* Begin *

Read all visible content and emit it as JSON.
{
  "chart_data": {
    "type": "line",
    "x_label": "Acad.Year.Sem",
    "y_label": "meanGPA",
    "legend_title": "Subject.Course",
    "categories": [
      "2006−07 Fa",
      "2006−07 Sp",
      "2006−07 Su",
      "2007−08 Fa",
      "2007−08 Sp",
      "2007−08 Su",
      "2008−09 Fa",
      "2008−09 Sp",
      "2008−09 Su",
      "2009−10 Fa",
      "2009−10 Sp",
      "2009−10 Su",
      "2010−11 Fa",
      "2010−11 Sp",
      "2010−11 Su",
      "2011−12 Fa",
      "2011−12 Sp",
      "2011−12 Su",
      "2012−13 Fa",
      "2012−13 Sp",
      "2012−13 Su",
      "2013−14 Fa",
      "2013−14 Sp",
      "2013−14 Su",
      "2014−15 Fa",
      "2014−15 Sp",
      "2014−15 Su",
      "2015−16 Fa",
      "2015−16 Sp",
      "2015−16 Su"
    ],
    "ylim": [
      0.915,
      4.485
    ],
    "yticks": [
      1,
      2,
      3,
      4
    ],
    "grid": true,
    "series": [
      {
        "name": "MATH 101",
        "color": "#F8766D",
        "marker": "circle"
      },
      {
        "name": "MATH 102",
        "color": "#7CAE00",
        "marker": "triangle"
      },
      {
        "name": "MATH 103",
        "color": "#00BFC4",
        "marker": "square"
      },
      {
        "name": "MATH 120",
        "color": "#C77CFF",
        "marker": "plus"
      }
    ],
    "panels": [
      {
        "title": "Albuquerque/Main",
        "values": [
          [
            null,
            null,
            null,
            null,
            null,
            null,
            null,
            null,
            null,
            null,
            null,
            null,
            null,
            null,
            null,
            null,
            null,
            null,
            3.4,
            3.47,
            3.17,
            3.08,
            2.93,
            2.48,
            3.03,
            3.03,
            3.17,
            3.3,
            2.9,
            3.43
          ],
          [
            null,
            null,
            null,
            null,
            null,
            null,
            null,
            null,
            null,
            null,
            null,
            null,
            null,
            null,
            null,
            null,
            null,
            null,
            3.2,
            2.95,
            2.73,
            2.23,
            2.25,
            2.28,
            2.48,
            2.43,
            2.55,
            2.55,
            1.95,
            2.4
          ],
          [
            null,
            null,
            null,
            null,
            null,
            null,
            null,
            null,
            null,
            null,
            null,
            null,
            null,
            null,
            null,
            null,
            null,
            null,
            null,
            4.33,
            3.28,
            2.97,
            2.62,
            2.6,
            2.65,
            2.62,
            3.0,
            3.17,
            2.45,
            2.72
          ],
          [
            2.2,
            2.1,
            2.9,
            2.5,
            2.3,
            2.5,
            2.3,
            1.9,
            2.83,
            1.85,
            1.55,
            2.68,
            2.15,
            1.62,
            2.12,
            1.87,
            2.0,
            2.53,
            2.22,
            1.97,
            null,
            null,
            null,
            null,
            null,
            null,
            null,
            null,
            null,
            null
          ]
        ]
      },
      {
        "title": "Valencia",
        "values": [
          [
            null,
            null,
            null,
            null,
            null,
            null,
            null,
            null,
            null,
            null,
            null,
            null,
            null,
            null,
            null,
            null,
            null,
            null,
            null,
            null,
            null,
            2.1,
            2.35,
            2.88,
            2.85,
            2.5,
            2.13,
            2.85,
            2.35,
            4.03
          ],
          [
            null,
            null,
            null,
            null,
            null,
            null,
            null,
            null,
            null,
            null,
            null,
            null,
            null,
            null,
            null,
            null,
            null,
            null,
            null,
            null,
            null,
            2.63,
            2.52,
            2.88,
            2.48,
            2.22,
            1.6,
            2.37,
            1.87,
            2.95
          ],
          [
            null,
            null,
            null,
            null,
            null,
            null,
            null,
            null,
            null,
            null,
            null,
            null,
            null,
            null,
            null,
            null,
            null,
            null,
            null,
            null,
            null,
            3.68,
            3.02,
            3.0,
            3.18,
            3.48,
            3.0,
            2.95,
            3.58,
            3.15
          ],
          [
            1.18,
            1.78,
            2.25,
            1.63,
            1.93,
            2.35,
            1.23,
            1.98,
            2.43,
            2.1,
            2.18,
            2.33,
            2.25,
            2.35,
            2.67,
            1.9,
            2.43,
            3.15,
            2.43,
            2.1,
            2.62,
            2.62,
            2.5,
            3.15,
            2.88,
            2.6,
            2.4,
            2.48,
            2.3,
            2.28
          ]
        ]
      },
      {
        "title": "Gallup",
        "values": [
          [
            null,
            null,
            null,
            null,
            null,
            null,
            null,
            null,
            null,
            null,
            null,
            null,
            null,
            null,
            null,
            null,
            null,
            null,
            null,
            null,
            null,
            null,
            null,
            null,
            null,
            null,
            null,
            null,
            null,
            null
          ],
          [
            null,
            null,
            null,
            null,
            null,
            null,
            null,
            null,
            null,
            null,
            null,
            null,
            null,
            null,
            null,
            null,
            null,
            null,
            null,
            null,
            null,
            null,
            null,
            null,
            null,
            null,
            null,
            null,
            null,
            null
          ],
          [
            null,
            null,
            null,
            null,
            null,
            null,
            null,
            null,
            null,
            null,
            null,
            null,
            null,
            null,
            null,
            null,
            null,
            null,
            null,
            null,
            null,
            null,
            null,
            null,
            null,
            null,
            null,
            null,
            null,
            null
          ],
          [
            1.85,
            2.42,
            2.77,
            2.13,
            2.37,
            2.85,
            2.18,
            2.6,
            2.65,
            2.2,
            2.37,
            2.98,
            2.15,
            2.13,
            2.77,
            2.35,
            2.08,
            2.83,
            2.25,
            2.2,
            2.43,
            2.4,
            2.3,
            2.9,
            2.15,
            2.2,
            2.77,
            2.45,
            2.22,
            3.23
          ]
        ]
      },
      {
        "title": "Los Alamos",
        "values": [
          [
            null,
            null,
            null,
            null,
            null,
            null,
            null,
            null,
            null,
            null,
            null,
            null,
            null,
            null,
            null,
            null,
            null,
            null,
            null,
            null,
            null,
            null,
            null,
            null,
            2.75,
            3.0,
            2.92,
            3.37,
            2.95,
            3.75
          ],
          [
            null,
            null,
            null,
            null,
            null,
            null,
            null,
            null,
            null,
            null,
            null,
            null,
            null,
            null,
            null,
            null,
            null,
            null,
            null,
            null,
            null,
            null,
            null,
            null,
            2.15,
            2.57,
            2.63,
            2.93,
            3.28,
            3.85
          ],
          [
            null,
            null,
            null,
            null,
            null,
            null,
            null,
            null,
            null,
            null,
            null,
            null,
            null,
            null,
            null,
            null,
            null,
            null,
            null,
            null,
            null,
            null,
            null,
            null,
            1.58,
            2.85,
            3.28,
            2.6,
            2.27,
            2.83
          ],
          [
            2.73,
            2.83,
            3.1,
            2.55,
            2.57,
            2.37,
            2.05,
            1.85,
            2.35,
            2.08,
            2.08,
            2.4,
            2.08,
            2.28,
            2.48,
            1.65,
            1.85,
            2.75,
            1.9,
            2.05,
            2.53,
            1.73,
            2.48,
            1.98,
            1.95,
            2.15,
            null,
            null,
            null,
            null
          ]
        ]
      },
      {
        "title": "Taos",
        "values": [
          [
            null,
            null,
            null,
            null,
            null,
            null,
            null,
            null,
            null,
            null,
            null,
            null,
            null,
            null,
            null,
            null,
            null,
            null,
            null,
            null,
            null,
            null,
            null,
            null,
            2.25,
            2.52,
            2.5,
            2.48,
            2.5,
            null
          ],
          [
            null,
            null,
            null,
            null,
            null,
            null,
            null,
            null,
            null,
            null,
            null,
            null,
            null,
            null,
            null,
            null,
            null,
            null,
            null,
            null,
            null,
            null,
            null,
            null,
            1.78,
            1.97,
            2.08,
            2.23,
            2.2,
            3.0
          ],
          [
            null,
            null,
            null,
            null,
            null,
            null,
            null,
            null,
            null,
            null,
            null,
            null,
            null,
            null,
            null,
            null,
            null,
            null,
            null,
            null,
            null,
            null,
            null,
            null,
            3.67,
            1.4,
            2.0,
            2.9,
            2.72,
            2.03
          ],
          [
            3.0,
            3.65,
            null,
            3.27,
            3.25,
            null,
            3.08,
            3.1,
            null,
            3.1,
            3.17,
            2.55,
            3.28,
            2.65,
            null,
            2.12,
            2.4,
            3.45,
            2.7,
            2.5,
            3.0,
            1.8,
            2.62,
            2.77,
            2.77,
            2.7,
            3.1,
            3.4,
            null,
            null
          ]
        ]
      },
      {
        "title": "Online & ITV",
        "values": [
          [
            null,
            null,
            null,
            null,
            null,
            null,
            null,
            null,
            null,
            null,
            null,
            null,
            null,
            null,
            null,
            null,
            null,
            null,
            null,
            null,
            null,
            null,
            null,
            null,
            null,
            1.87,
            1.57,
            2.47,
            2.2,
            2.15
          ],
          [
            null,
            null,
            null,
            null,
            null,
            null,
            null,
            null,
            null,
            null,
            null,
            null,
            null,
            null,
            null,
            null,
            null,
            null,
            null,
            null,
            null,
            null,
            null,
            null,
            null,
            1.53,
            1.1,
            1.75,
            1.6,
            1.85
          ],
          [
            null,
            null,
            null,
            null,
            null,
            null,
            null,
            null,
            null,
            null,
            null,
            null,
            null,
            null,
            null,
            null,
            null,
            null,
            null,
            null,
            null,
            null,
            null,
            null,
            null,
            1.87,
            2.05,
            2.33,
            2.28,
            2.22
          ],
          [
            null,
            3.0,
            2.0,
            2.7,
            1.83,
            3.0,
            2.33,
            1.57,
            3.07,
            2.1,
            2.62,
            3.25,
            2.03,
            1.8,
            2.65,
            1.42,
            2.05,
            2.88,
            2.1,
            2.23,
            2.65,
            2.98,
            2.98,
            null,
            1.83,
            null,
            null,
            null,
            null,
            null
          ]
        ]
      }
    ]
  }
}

* End *

* BRIEF *
Every line of the listing that holds "marker" should be found and copied.

* RESPONSE TO THE TASK *
        "marker": "circle"
        "marker": "triangle"
        "marker": "square"
        "marker": "plus"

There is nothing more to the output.